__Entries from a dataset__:
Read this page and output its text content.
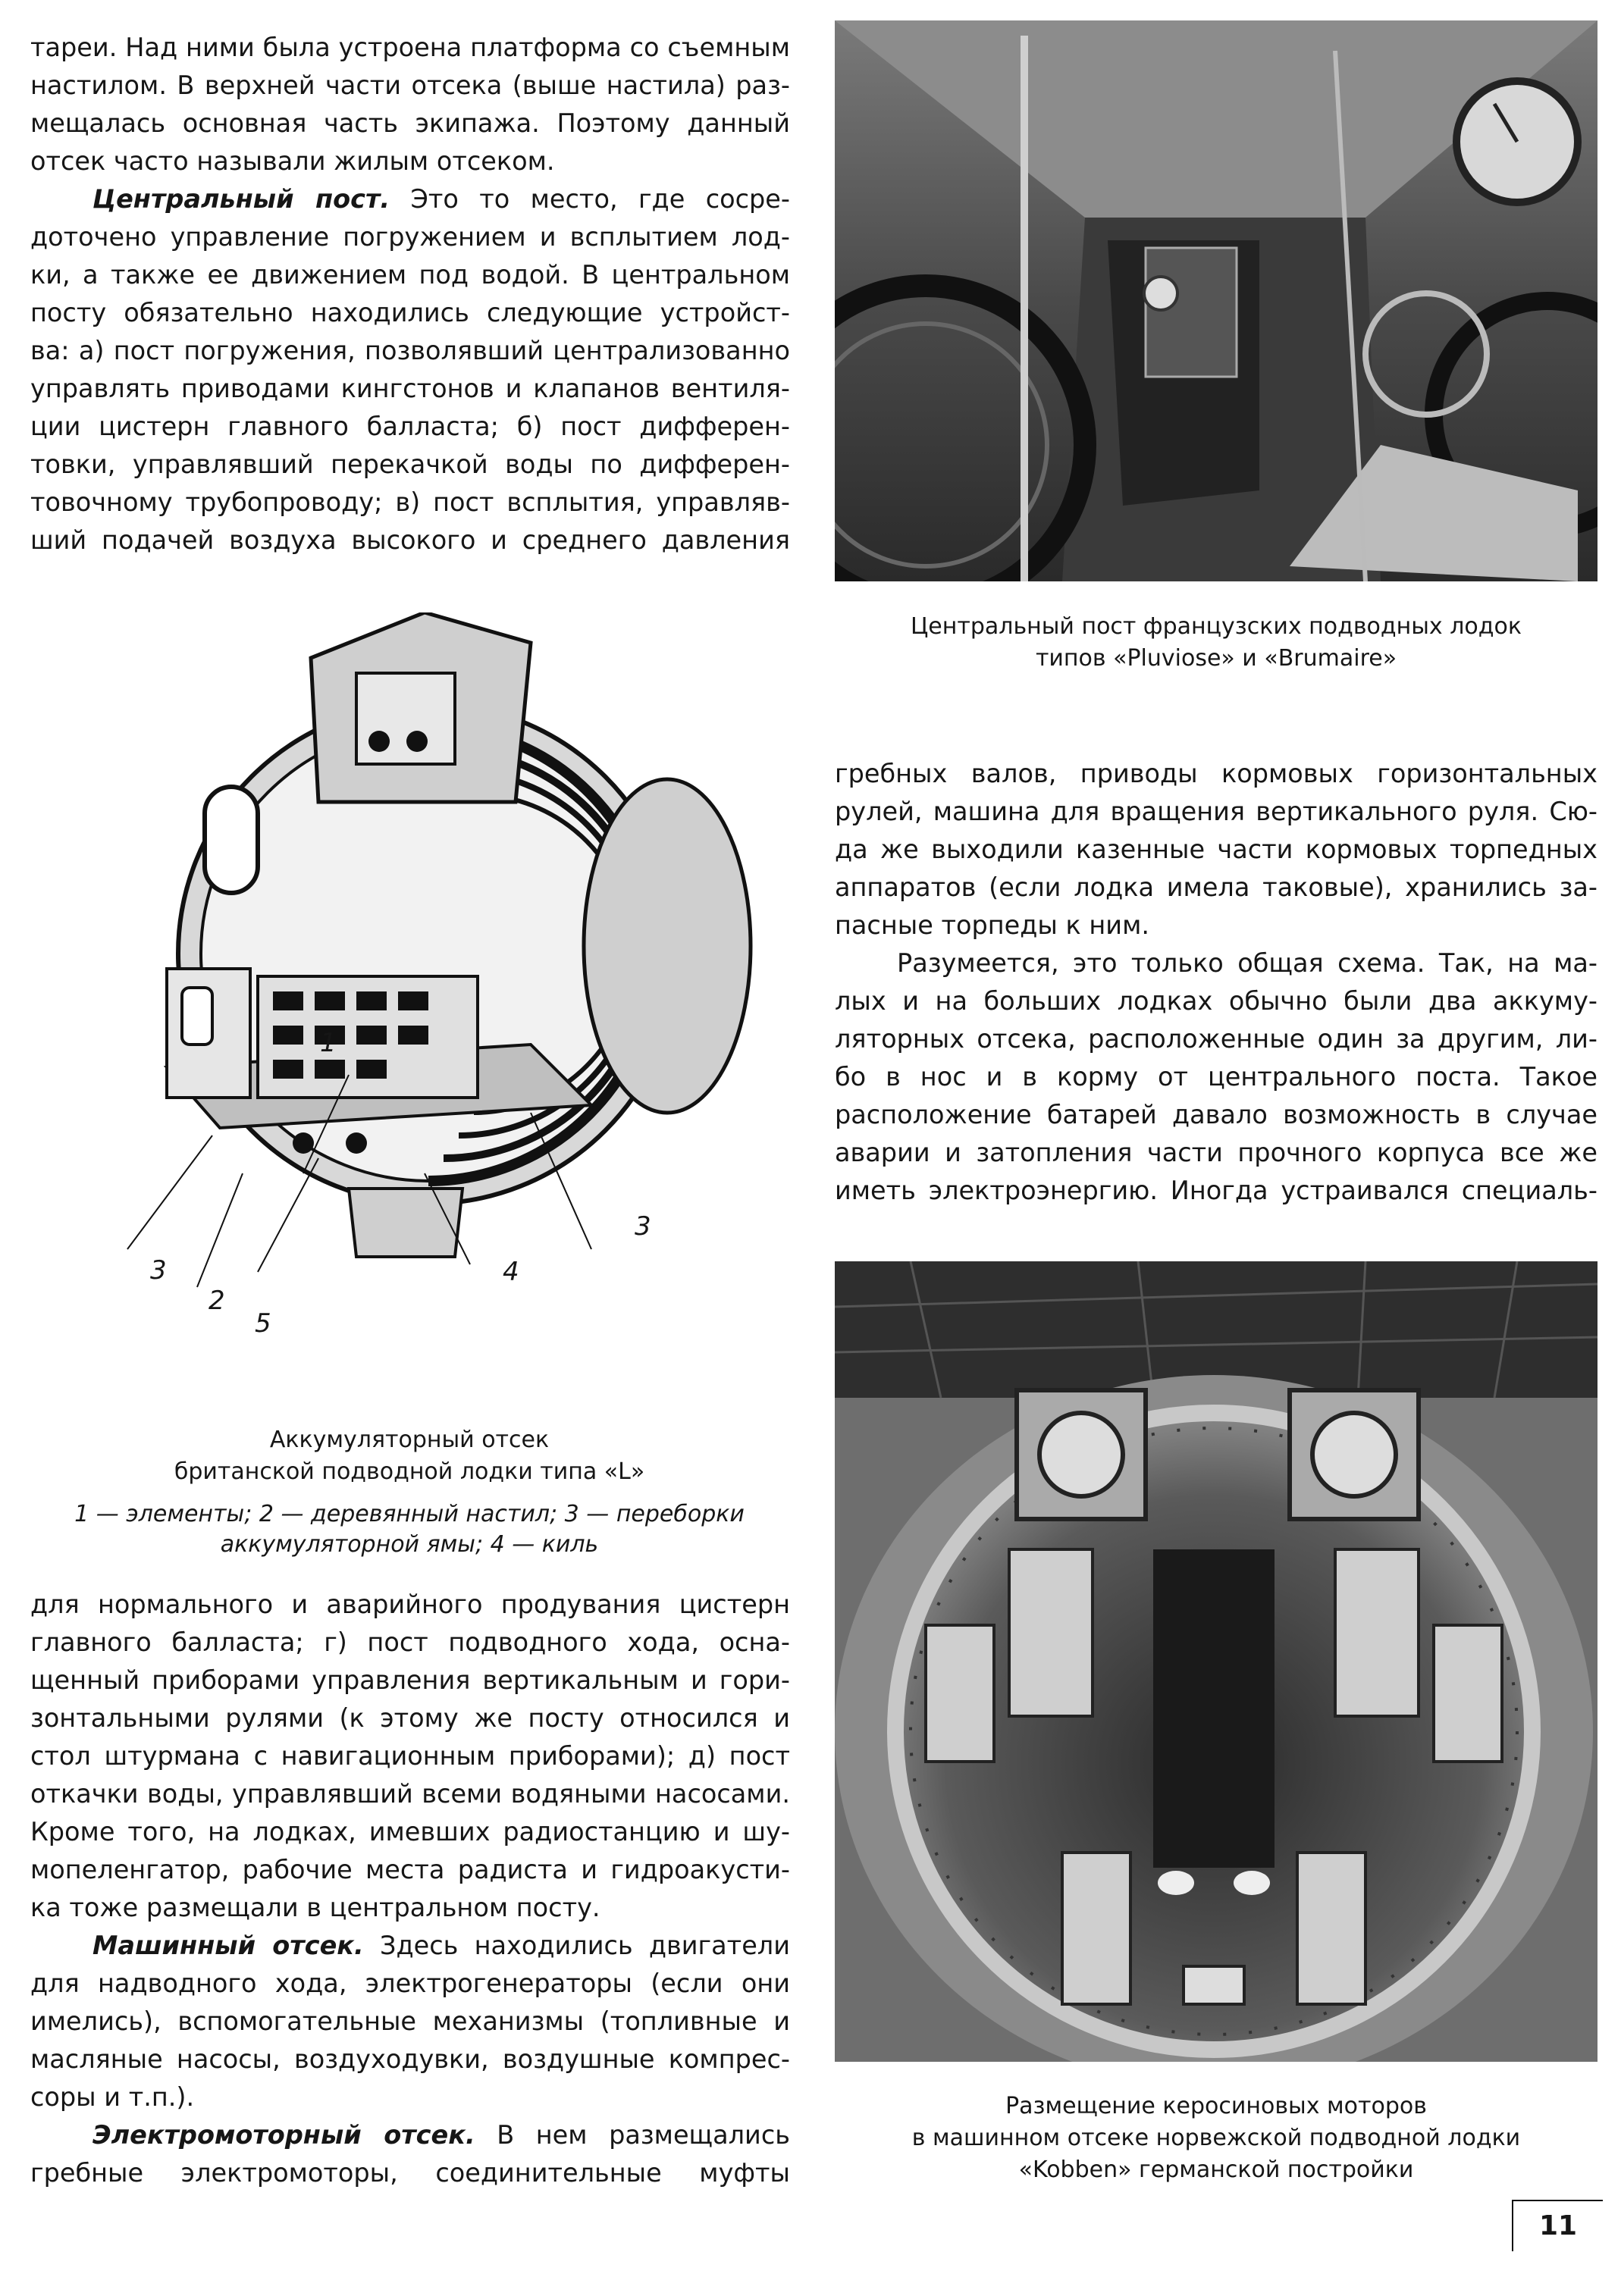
тареи. Над ними была устроена платформа со съемным

настилом. В верхней части отсека (выше настила) раз-

мещалась основная часть экипажа. Поэтому данный

отсек часто называли жилым отсеком.

Центральный пост. Это то место, где сосре-

доточено управление погружением и всплытием лод-

ки, а также ее движением под водой. В центральном

посту обязательно находились следующие устройст-

ва: а) пост погружения, позволявший централизованно

управлять приводами кингстонов и клапанов вентиля-

ции цистерн главного балласта; б) пост дифферен-

товки, управлявший перекачкой воды по дифферен-

товочному трубопроводу; в) пост всплытия, управляв-

ший подачей воздуха высокого и среднего давления

Центральный пост французских подводных лодок
типов «Pluviose» и «Brumaire»
1
2
3
3
4
5
Аккумуляторный отсек
британской подводной лодки типа «L»
1 — элементы; 2 — деревянный настил; 3 — переборки
аккумуляторной ямы; 4 — киль

гребных валов, приводы кормовых горизонтальных

рулей, машина для вращения вертикального руля. Сю-

да же выходили казенные части кормовых торпедных

аппаратов (если лодка имела таковые), хранились за-

пасные торпеды к ним.

Разумеется, это только общая схема. Так, на ма-

лых и на больших лодках обычно были два аккуму-

ляторных отсека, расположенные один за другим, ли-

бо в нос и в корму от центрального поста. Такое

расположение батарей давало возможность в случае

аварии и затопления части прочного корпуса все же

иметь электроэнергию. Иногда устраивался специаль-

Размещение керосиновых моторов
в машинном отсеке норвежской подводной лодки
«Kobben» германской постройки

для нормального и аварийного продувания цистерн

главного балласта; г) пост подводного хода, осна-

щенный приборами управления вертикальным и гори-

зонтальными рулями (к этому же посту относился и

стол штурмана с навигационным приборами); д) пост

откачки воды, управлявший всеми водяными насосами.

Кроме того, на лодках, имевших радиостанцию и шу-

мопеленгатор, рабочие места радиста и гидроакусти-

ка тоже размещали в центральном посту.

Машинный отсек. Здесь находились двигатели

для надводного хода, электрогенераторы (если они

имелись), вспомогательные механизмы (топливные и

масляные насосы, воздуходувки, воздушные компрес-

соры и т.п.).

Электромоторный отсек. В нем размещались

гребные электромоторы, соединительные муфты

11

__What you should do__: Each record must be quoted in full and exactly. Do not include the pictures.

__Output for this task__:
Read this page and output its text content.
тареи. Над ними была устроена платформа со съемным

настилом. В верхней части отсека (выше настила) раз-

мещалась основная часть экипажа. Поэтому данный

отсек часто называли жилым отсеком.

Центральный пост. Это то место, где сосре-

доточено управление погружением и всплытием лод-

ки, а также ее движением под водой. В центральном

посту обязательно находились следующие устройст-

ва: а) пост погружения, позволявший централизованно

управлять приводами кингстонов и клапанов вентиля-

ции цистерн главного балласта; б) пост дифферен-

товки, управлявший перекачкой воды по дифферен-

товочному трубопроводу; в) пост всплытия, управляв-

ший подачей воздуха высокого и среднего давления

Центральный пост французских подводных лодок
типов «Pluviose» и «Brumaire»
1
2
3
3
4
5
Аккумуляторный отсек
британской подводной лодки типа «L»
1 — элементы; 2 — деревянный настил; 3 — переборки
аккумуляторной ямы; 4 — киль

гребных валов, приводы кормовых горизонтальных

рулей, машина для вращения вертикального руля. Сю-

да же выходили казенные части кормовых торпедных

аппаратов (если лодка имела таковые), хранились за-

пасные торпеды к ним.

Разумеется, это только общая схема. Так, на ма-

лых и на больших лодках обычно были два аккуму-

ляторных отсека, расположенные один за другим, ли-

бо в нос и в корму от центрального поста. Такое

расположение батарей давало возможность в случае

аварии и затопления части прочного корпуса все же

иметь электроэнергию. Иногда устраивался специаль-

Размещение керосиновых моторов
в машинном отсеке норвежской подводной лодки
«Kobben» германской постройки

для нормального и аварийного продувания цистерн

главного балласта; г) пост подводного хода, осна-

щенный приборами управления вертикальным и гори-

зонтальными рулями (к этому же посту относился и

стол штурмана с навигационным приборами); д) пост

откачки воды, управлявший всеми водяными насосами.

Кроме того, на лодках, имевших радиостанцию и шу-

мопеленгатор, рабочие места радиста и гидроакусти-

ка тоже размещали в центральном посту.

Машинный отсек. Здесь находились двигатели

для надводного хода, электрогенераторы (если они

имелись), вспомогательные механизмы (топливные и

масляные насосы, воздуходувки, воздушные компрес-

соры и т.п.).

Электромоторный отсек. В нем размещались

гребные электромоторы, соединительные муфты

11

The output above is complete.